Structured figure records:
┄┄┄┄┄┄┄┄┄┄┄┄┄┄┄┄┄┄┄┄
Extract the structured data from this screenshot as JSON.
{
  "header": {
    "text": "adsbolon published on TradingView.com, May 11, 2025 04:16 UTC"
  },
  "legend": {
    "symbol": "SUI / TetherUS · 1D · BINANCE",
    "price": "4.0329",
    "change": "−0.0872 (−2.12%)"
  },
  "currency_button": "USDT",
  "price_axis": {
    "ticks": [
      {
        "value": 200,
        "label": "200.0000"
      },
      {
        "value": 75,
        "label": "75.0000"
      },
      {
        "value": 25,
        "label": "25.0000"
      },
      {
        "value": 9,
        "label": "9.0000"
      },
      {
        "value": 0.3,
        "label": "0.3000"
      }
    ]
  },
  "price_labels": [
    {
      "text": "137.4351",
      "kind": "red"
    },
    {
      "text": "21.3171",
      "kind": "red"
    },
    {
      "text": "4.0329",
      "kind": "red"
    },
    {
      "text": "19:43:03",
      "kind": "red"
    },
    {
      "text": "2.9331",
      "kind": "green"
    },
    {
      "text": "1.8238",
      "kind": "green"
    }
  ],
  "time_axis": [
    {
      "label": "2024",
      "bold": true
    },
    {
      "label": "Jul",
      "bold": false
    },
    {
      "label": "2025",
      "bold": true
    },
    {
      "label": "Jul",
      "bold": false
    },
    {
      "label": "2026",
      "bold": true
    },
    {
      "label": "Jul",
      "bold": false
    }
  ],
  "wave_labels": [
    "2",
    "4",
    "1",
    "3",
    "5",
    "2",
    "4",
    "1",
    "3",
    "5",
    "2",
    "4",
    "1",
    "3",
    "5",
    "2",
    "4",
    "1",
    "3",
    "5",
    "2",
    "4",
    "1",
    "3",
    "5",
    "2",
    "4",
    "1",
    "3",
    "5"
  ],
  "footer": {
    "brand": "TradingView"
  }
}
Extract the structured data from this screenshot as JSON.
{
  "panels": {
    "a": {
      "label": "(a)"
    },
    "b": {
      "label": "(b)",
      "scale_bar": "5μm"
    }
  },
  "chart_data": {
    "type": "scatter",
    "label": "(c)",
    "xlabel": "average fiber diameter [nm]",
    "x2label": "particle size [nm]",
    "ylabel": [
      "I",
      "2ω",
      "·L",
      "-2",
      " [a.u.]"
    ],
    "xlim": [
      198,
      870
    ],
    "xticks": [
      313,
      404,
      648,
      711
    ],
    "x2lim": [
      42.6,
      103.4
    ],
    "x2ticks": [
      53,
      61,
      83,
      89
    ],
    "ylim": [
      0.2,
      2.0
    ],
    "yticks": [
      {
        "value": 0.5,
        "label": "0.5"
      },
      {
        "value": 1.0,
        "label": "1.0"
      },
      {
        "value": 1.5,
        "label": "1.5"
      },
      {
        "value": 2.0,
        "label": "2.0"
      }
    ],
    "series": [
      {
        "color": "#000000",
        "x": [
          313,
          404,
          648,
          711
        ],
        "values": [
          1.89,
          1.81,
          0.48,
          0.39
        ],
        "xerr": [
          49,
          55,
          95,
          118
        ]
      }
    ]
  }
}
┄┄┄┄┄┄┄┄┄┄┄┄┄┄┄┄┄┄┄┄
- [Task prompt]
From the data above, extract every line in its exact form.

- [Expected answer]
Extract the structured data from this screenshot as JSON.
{
  "header": {
    "text": "adsbolon published on TradingView.com, May 11, 2025 04:16 UTC"
  },
  "legend": {
    "symbol": "SUI / TetherUS · 1D · BINANCE",
    "price": "4.0329",
    "change": "−0.0872 (−2.12%)"
  },
  "currency_button": "USDT",
  "price_axis": {
    "ticks": [
      {
        "value": 200,
        "label": "200.0000"
      },
      {
        "value": 75,
        "label": "75.0000"
      },
      {
        "value": 25,
        "label": "25.0000"
      },
      {
        "value": 9,
        "label": "9.0000"
      },
      {
        "value": 0.3,
        "label": "0.3000"
      }
    ]
  },
  "price_labels": [
    {
      "text": "137.4351",
      "kind": "red"
    },
    {
      "text": "21.3171",
      "kind": "red"
    },
    {
      "text": "4.0329",
      "kind": "red"
    },
    {
      "text": "19:43:03",
      "kind": "red"
    },
    {
      "text": "2.9331",
      "kind": "green"
    },
    {
      "text": "1.8238",
      "kind": "green"
    }
  ],
  "time_axis": [
    {
      "label": "2024",
      "bold": true
    },
    {
      "label": "Jul",
      "bold": false
    },
    {
      "label": "2025",
      "bold": true
    },
    {
      "label": "Jul",
      "bold": false
    },
    {
      "label": "2026",
      "bold": true
    },
    {
      "label": "Jul",
      "bold": false
    }
  ],
  "wave_labels": [
    "2",
    "4",
    "1",
    "3",
    "5",
    "2",
    "4",
    "1",
    "3",
    "5",
    "2",
    "4",
    "1",
    "3",
    "5",
    "2",
    "4",
    "1",
    "3",
    "5",
    "2",
    "4",
    "1",
    "3",
    "5",
    "2",
    "4",
    "1",
    "3",
    "5"
  ],
  "footer": {
    "brand": "TradingView"
  }
}
Extract the structured data from this screenshot as JSON.
{
  "panels": {
    "a": {
      "label": "(a)"
    },
    "b": {
      "label": "(b)",
      "scale_bar": "5μm"
    }
  },
  "chart_data": {
    "type": "scatter",
    "label": "(c)",
    "xlabel": "average fiber diameter [nm]",
    "x2label": "particle size [nm]",
    "ylabel": [
      "I",
      "2ω",
      "·L",
      "-2",
      " [a.u.]"
    ],
    "xlim": [
      198,
      870
    ],
    "xticks": [
      313,
      404,
      648,
      711
    ],
    "x2lim": [
      42.6,
      103.4
    ],
    "x2ticks": [
      53,
      61,
      83,
      89
    ],
    "ylim": [
      0.2,
      2.0
    ],
    "yticks": [
      {
        "value": 0.5,
        "label": "0.5"
      },
      {
        "value": 1.0,
        "label": "1.0"
      },
      {
        "value": 1.5,
        "label": "1.5"
      },
      {
        "value": 2.0,
        "label": "2.0"
      }
    ],
    "series": [
      {
        "color": "#000000",
        "x": [
          313,
          404,
          648,
          711
        ],
        "values": [
          1.89,
          1.81,
          0.48,
          0.39
        ],
        "xerr": [
          49,
          55,
          95,
          118
        ]
      }
    ]
  }
}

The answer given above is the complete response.